**DATASET ENTRIES**
>> begin

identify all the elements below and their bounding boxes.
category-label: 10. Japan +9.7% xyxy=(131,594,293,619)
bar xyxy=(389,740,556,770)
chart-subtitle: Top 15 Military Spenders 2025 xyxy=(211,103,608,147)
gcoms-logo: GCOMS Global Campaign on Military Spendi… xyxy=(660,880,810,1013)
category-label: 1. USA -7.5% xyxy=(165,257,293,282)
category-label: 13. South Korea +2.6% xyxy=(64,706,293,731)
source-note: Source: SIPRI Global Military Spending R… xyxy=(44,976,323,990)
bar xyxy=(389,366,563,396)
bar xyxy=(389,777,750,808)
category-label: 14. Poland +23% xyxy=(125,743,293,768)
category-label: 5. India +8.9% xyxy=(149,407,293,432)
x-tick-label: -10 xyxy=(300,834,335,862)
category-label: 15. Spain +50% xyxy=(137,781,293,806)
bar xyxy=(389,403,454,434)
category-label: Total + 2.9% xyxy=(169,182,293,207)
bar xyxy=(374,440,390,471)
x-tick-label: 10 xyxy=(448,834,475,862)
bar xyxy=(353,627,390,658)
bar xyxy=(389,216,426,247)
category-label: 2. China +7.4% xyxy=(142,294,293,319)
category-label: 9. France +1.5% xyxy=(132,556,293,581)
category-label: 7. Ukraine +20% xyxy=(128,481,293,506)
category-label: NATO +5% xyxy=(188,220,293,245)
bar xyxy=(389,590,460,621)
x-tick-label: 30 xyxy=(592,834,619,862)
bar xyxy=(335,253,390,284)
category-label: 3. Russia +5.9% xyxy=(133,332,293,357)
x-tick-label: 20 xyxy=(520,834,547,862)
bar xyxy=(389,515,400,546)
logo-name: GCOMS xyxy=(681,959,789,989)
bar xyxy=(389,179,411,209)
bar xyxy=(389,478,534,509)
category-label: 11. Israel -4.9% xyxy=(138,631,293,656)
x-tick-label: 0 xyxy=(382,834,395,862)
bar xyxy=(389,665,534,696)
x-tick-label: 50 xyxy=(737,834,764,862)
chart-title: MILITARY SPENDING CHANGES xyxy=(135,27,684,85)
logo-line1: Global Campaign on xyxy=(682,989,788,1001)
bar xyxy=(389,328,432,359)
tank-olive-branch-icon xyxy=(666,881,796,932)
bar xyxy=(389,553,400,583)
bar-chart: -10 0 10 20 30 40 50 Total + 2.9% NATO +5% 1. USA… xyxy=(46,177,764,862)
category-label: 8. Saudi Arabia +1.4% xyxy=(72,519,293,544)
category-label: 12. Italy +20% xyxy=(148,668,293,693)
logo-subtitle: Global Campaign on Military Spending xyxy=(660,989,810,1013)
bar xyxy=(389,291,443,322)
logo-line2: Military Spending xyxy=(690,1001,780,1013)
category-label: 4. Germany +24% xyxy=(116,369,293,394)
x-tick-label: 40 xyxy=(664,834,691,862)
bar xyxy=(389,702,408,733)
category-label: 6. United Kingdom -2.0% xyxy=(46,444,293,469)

>> end

Print the data verbatim, from its first line through the line containing "bar xyxy=(389,478,534,509)", with both of those lines included.

identify all the elements below and their bounding boxes.
category-label: 10. Japan +9.7% xyxy=(131,594,293,619)
bar xyxy=(389,740,556,770)
chart-subtitle: Top 15 Military Spenders 2025 xyxy=(211,103,608,147)
gcoms-logo: GCOMS Global Campaign on Military Spendi… xyxy=(660,880,810,1013)
category-label: 1. USA -7.5% xyxy=(165,257,293,282)
category-label: 13. South Korea +2.6% xyxy=(64,706,293,731)
source-note: Source: SIPRI Global Military Spending R… xyxy=(44,976,323,990)
bar xyxy=(389,366,563,396)
bar xyxy=(389,777,750,808)
category-label: 14. Poland +23% xyxy=(125,743,293,768)
category-label: 5. India +8.9% xyxy=(149,407,293,432)
x-tick-label: -10 xyxy=(300,834,335,862)
category-label: 15. Spain +50% xyxy=(137,781,293,806)
bar xyxy=(389,403,454,434)
category-label: Total + 2.9% xyxy=(169,182,293,207)
bar xyxy=(374,440,390,471)
x-tick-label: 10 xyxy=(448,834,475,862)
bar xyxy=(353,627,390,658)
bar xyxy=(389,216,426,247)
category-label: 2. China +7.4% xyxy=(142,294,293,319)
category-label: 9. France +1.5% xyxy=(132,556,293,581)
category-label: 7. Ukraine +20% xyxy=(128,481,293,506)
category-label: NATO +5% xyxy=(188,220,293,245)
bar xyxy=(389,590,460,621)
x-tick-label: 30 xyxy=(592,834,619,862)
bar xyxy=(335,253,390,284)
category-label: 3. Russia +5.9% xyxy=(133,332,293,357)
x-tick-label: 20 xyxy=(520,834,547,862)
bar xyxy=(389,515,400,546)
logo-name: GCOMS xyxy=(681,959,789,989)
bar xyxy=(389,179,411,209)
bar xyxy=(389,478,534,509)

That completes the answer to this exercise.